* YOUR INSTRUCTIONS
Return every line of the records below verbatim, with no pictures in the copy.

— START OF INFORMATION GIVEN —

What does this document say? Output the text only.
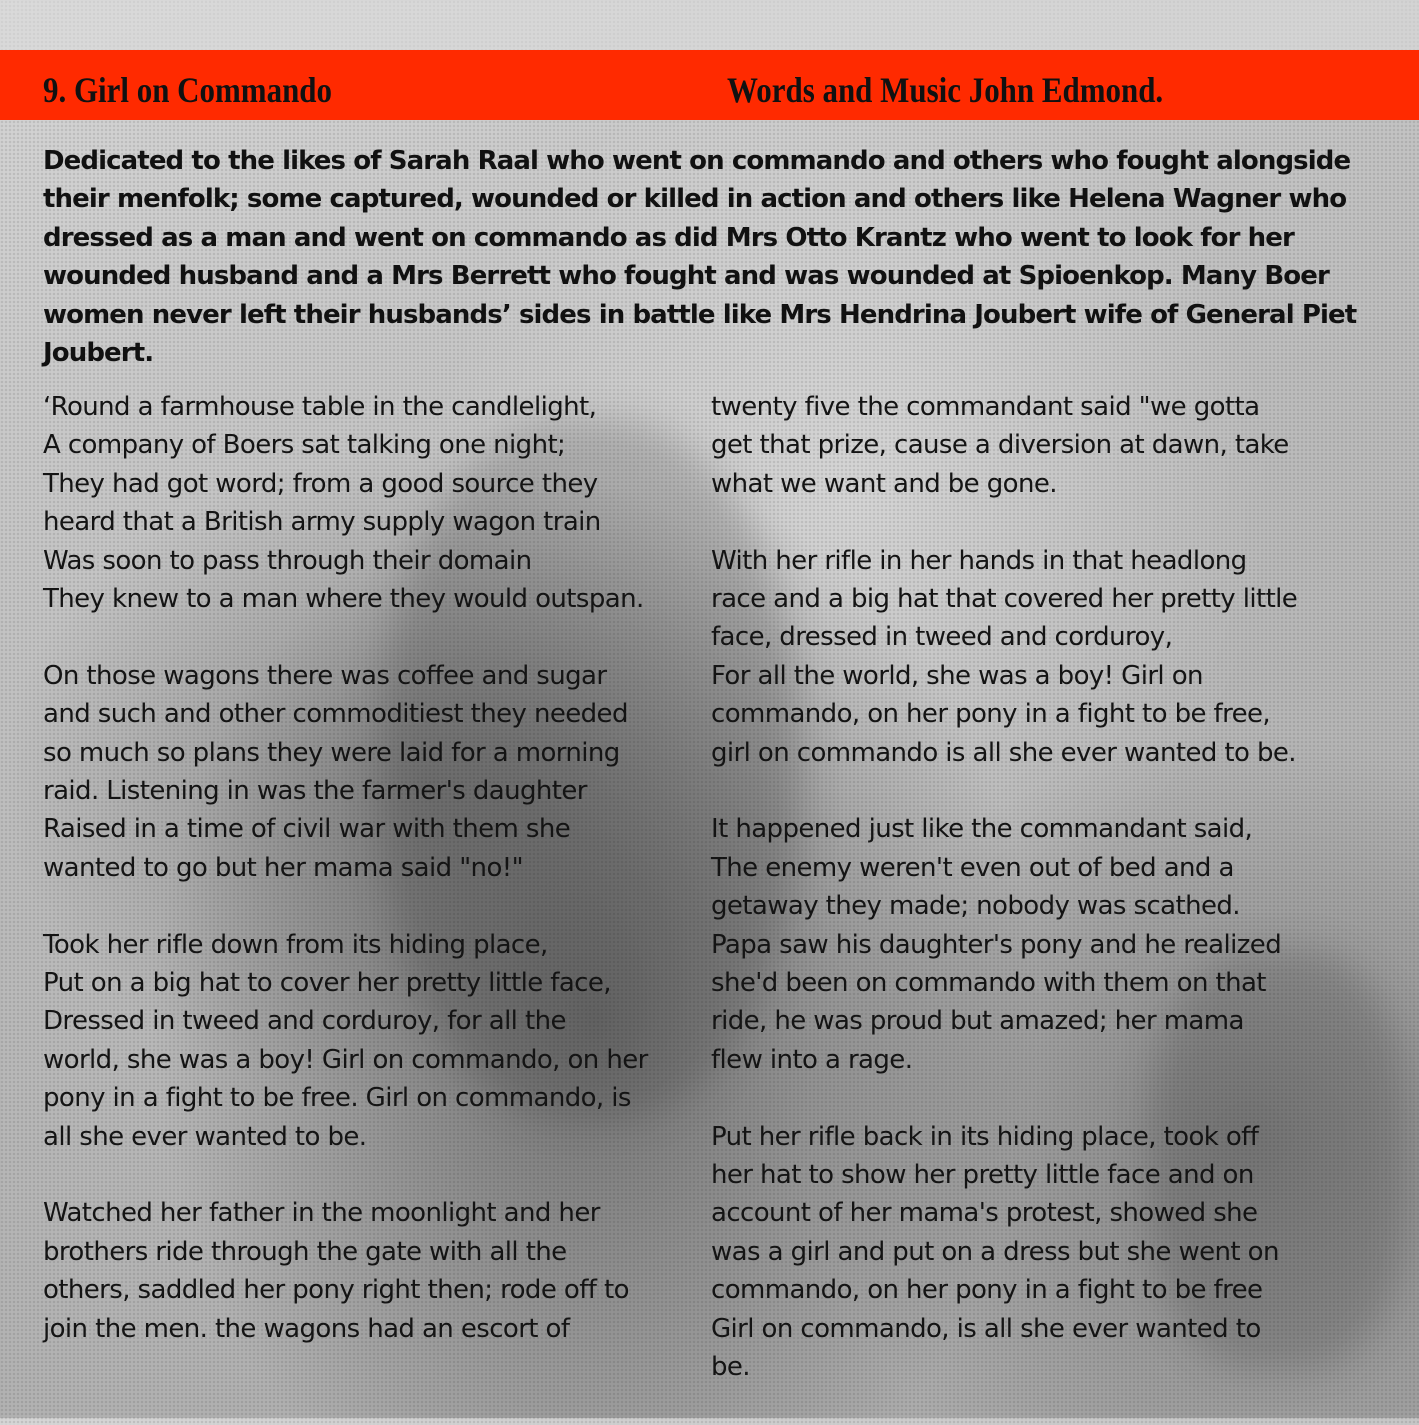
9. Girl on Commando	Words and Music John Edmond.

Dedicated to the likes of Sarah Raal who went on commando and others who fought alongside their menfolk; some captured, wounded or killed in action and others like Helena Wagner who dressed as a man and went on commando as did Mrs Otto Krantz who went to look for her wounded husband and a Mrs Berrett who fought and was wounded at Spioenkop. Many Boer women never left their husbands’ sides in battle like Mrs Hendrina Joubert wife of General Piet Joubert.

‘Round a farmhouse table in the candlelight,
A company of Boers sat talking one night;
They had got word; from a good source they
heard that a British army supply wagon train
Was soon to pass through their domain
They knew to a man where they would outspan.
On those wagons there was coffee and sugar
and such and other commoditiest they needed
so much so plans they were laid for a morning
raid. Listening in was the farmer's daughter
Raised in a time of civil war with them she
wanted to go but her mama said "no!"
Took her rifle down from its hiding place,
Put on a big hat to cover her pretty little face,
Dressed in tweed and corduroy, for all the
world, she was a boy! Girl on commando, on her
pony in a fight to be free. Girl on commando, is
all she ever wanted to be.
Watched her father in the moonlight and her
brothers ride through the gate with all the
others, saddled her pony right then; rode off to
join the men. the wagons had an escort of
twenty five the commandant said "we gotta
get that prize, cause a diversion at dawn, take
what we want and be gone.
With her rifle in her hands in that headlong
race and a big hat that covered her pretty little
face, dressed in tweed and corduroy,
For all the world, she was a boy! Girl on
commando, on her pony in a fight to be free,
girl on commando is all she ever wanted to be.
It happened just like the commandant said,
The enemy weren't even out of bed and a
getaway they made; nobody was scathed.
Papa saw his daughter's pony and he realized
she'd been on commando with them on that
ride, he was proud but amazed; her mama
flew into a rage.
Put her rifle back in its hiding place, took off
her hat to show her pretty little face and on
account of her mama's protest, showed she
was a girl and put on a dress but she went on
commando, on her pony in a fight to be free
Girl on commando, is all she ever wanted to
be.
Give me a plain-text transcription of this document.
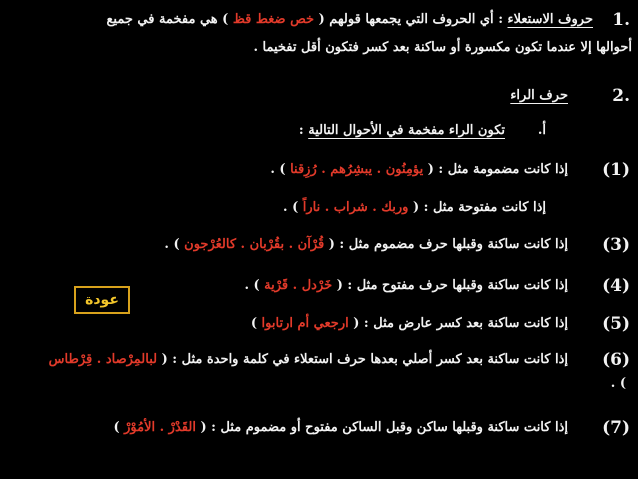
1.
حروف الاستعلاء : أي الحروف التي يجمعها قولهم ( خص ضغط قظ ) هي مفخمة في جميع
أحوالها إلا عندما تكون مكسورة أو ساكنة بعد كسر فتكون أقل تفخيما .
2.
حرف الراء
أ.
تكون الراء مفخمة في الأحوال التالية :
(1)
إذا كانت مضمومة مثل : ( يؤمِنُون . يبشِرُهم . رُزِقنا ) .
إذا كانت مفتوحة مثل : ( وربك . شراب . ناراً ) .
(3)
إذا كانت ساكنة وقبلها حرف مضموم مثل : ( قُرْآن . بقُرْبان . كالعُرْجون ) .
(4)
إذا كانت ساكنة وقبلها حرف مفتوح مثل : ( خَرْدل . قَرْية ) .
عودة
(5)
إذا كانت ساكنة بعد كسر عارض مثل : ( ارجعي أم ارتابوا )
(6)
إذا كانت ساكنة بعد كسر أصلي بعدها حرف استعلاء في كلمة واحدة مثل : ( لبالمِرْصاد . قِرْطاس
) .
(7)
إذا كانت ساكنة وقبلها ساكن وقبل الساكن مفتوح أو مضموم مثل : ( القَدْرْ . الأمُوْرْ )
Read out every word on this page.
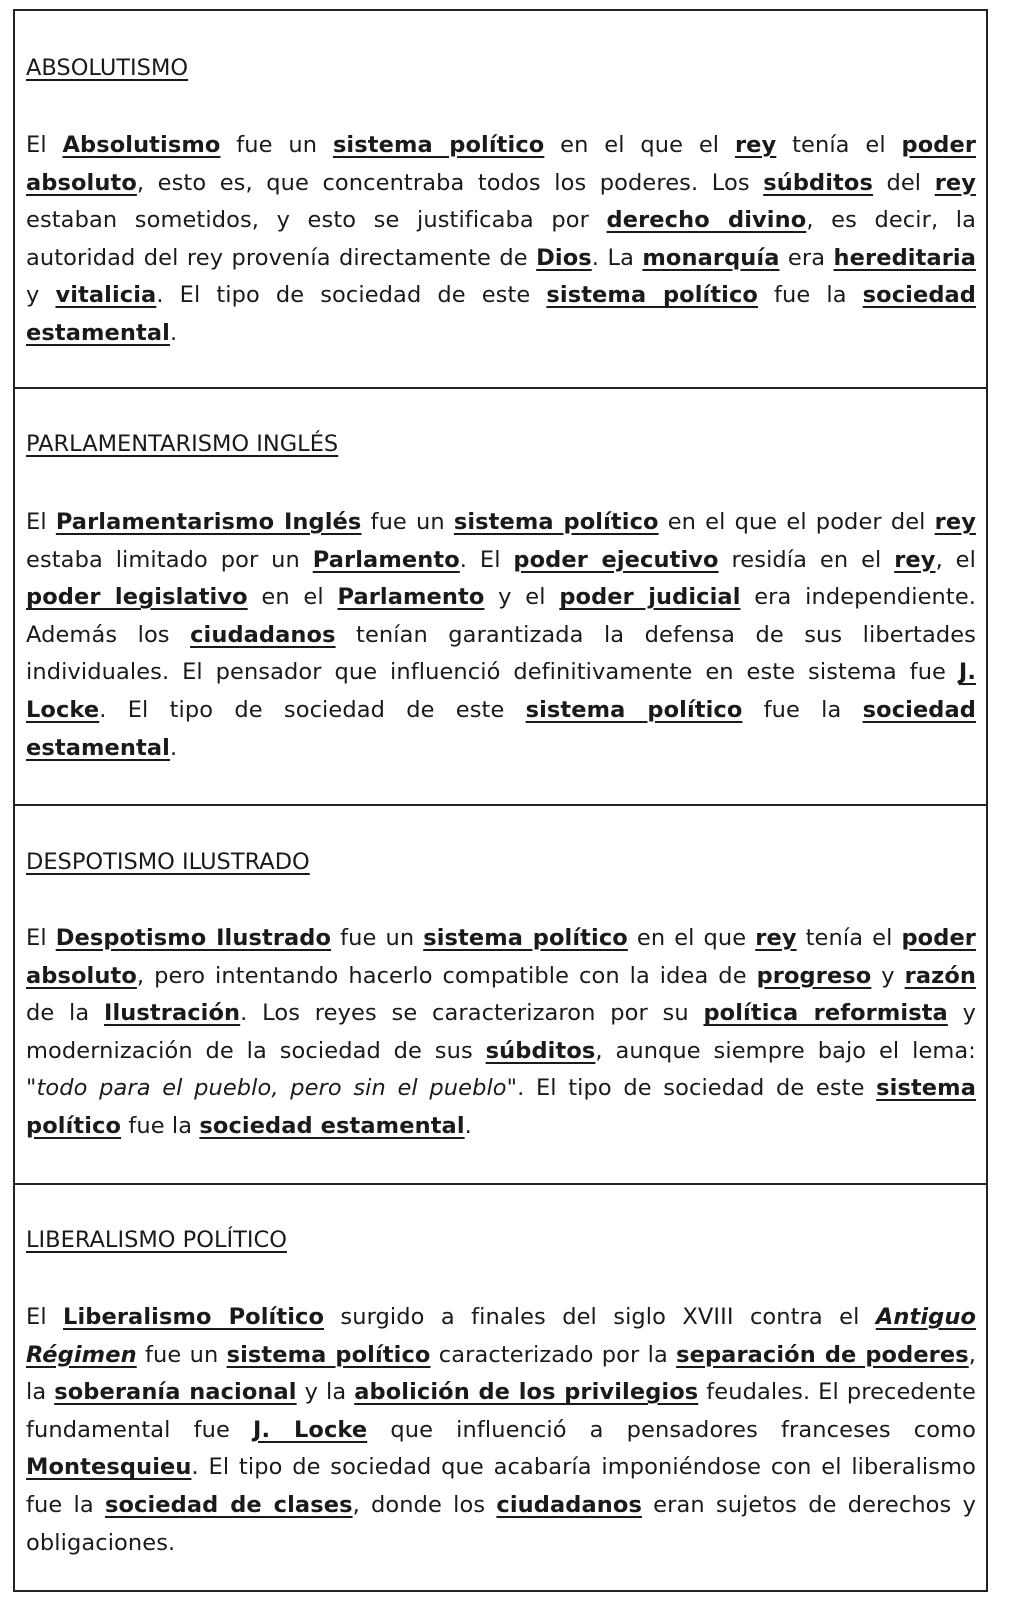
ABSOLUTISMO

El Absolutismo fue un sistema político en el que el rey tenía el poder absoluto, esto es, que concentraba todos los poderes. Los súbditos del rey estaban sometidos, y esto se justificaba por derecho divino, es decir, la autoridad del rey provenía directamente de Dios. La monarquía era hereditaria y vitalicia. El tipo de sociedad de este sistema político fue la sociedad estamental.

PARLAMENTARISMO INGLÉS

El Parlamentarismo Inglés fue un sistema político en el que el poder del rey estaba limitado por un Parlamento. El poder ejecutivo residía en el rey, el poder legislativo en el Parlamento y el poder judicial era independiente. Además los ciudadanos tenían garantizada la defensa de sus libertades individuales. El pensador que influenció definitivamente en este sistema fue J. Locke. El tipo de sociedad de este sistema político fue la sociedad estamental.

DESPOTISMO ILUSTRADO

El Despotismo Ilustrado fue un sistema político en el que rey tenía el poder absoluto, pero intentando hacerlo compatible con la idea de progreso y razón de la Ilustración. Los reyes se caracterizaron por su política reformista y modernización de la sociedad de sus súbditos, aunque siempre bajo el lema: "todo para el pueblo, pero sin el pueblo". El tipo de sociedad de este sistema político fue la sociedad estamental.

LIBERALISMO POLÍTICO

El Liberalismo Político surgido a finales del siglo XVIII contra el Antiguo Régimen fue un sistema político caracterizado por la separación de poderes, la soberanía nacional y la abolición de los privilegios feudales. El precedente fundamental fue J. Locke que influenció a pensadores franceses como Montesquieu. El tipo de sociedad que acabaría imponiéndose con el liberalismo fue la sociedad de clases, donde los ciudadanos eran sujetos de derechos y obligaciones.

— END OF INFORMATION GIVEN —

* RESPONSE
What does this document say? Output the text only.
9. Girl on Commando	Words and Music John Edmond.

Dedicated to the likes of Sarah Raal who went on commando and others who fought alongside their menfolk; some captured, wounded or killed in action and others like Helena Wagner who dressed as a man and went on commando as did Mrs Otto Krantz who went to look for her wounded husband and a Mrs Berrett who fought and was wounded at Spioenkop. Many Boer women never left their husbands’ sides in battle like Mrs Hendrina Joubert wife of General Piet Joubert.

‘Round a farmhouse table in the candlelight,
A company of Boers sat talking one night;
They had got word; from a good source they
heard that a British army supply wagon train
Was soon to pass through their domain
They knew to a man where they would outspan.
On those wagons there was coffee and sugar
and such and other commoditiest they needed
so much so plans they were laid for a morning
raid. Listening in was the farmer's daughter
Raised in a time of civil war with them she
wanted to go but her mama said "no!"
Took her rifle down from its hiding place,
Put on a big hat to cover her pretty little face,
Dressed in tweed and corduroy, for all the
world, she was a boy! Girl on commando, on her
pony in a fight to be free. Girl on commando, is
all she ever wanted to be.
Watched her father in the moonlight and her
brothers ride through the gate with all the
others, saddled her pony right then; rode off to
join the men. the wagons had an escort of
twenty five the commandant said "we gotta
get that prize, cause a diversion at dawn, take
what we want and be gone.
With her rifle in her hands in that headlong
race and a big hat that covered her pretty little
face, dressed in tweed and corduroy,
For all the world, she was a boy! Girl on
commando, on her pony in a fight to be free,
girl on commando is all she ever wanted to be.
It happened just like the commandant said,
The enemy weren't even out of bed and a
getaway they made; nobody was scathed.
Papa saw his daughter's pony and he realized
she'd been on commando with them on that
ride, he was proud but amazed; her mama
flew into a rage.
Put her rifle back in its hiding place, took off
her hat to show her pretty little face and on
account of her mama's protest, showed she
was a girl and put on a dress but she went on
commando, on her pony in a fight to be free
Girl on commando, is all she ever wanted to
be.
Give me a plain-text transcription of this document.
1.
حروف الاستعلاء : أي الحروف التي يجمعها قولهم ( خص ضغط قظ ) هي مفخمة في جميع
أحوالها إلا عندما تكون مكسورة أو ساكنة بعد كسر فتكون أقل تفخيما .
2.
حرف الراء
أ.
تكون الراء مفخمة في الأحوال التالية :
(1)
إذا كانت مضمومة مثل : ( يؤمِنُون . يبشِرُهم . رُزِقنا ) .
إذا كانت مفتوحة مثل : ( وربك . شراب . ناراً ) .
(3)
إذا كانت ساكنة وقبلها حرف مضموم مثل : ( قُرْآن . بقُرْبان . كالعُرْجون ) .
(4)
إذا كانت ساكنة وقبلها حرف مفتوح مثل : ( خَرْدل . قَرْية ) .
عودة
(5)
إذا كانت ساكنة بعد كسر عارض مثل : ( ارجعي أم ارتابوا )
(6)
إذا كانت ساكنة بعد كسر أصلي بعدها حرف استعلاء في كلمة واحدة مثل : ( لبالمِرْصاد . قِرْطاس
) .
(7)
إذا كانت ساكنة وقبلها ساكن وقبل الساكن مفتوح أو مضموم مثل : ( القَدْرْ . الأمُوْرْ )
Read out every word on this page.
ABSOLUTISMO

El Absolutismo fue un sistema político en el que el rey tenía el poder absoluto, esto es, que concentraba todos los poderes. Los súbditos del rey estaban sometidos, y esto se justificaba por derecho divino, es decir, la autoridad del rey provenía directamente de Dios. La monarquía era hereditaria y vitalicia. El tipo de sociedad de este sistema político fue la sociedad estamental.

PARLAMENTARISMO INGLÉS

El Parlamentarismo Inglés fue un sistema político en el que el poder del rey estaba limitado por un Parlamento. El poder ejecutivo residía en el rey, el poder legislativo en el Parlamento y el poder judicial era independiente. Además los ciudadanos tenían garantizada la defensa de sus libertades individuales. El pensador que influenció definitivamente en este sistema fue J. Locke. El tipo de sociedad de este sistema político fue la sociedad estamental.

DESPOTISMO ILUSTRADO

El Despotismo Ilustrado fue un sistema político en el que rey tenía el poder absoluto, pero intentando hacerlo compatible con la idea de progreso y razón de la Ilustración. Los reyes se caracterizaron por su política reformista y modernización de la sociedad de sus súbditos, aunque siempre bajo el lema: "todo para el pueblo, pero sin el pueblo". El tipo de sociedad de este sistema político fue la sociedad estamental.

LIBERALISMO POLÍTICO

El Liberalismo Político surgido a finales del siglo XVIII contra el Antiguo Régimen fue un sistema político caracterizado por la separación de poderes, la soberanía nacional y la abolición de los privilegios feudales. El precedente fundamental fue J. Locke que influenció a pensadores franceses como Montesquieu. El tipo de sociedad que acabaría imponiéndose con el liberalismo fue la sociedad de clases, donde los ciudadanos eran sujetos de derechos y obligaciones.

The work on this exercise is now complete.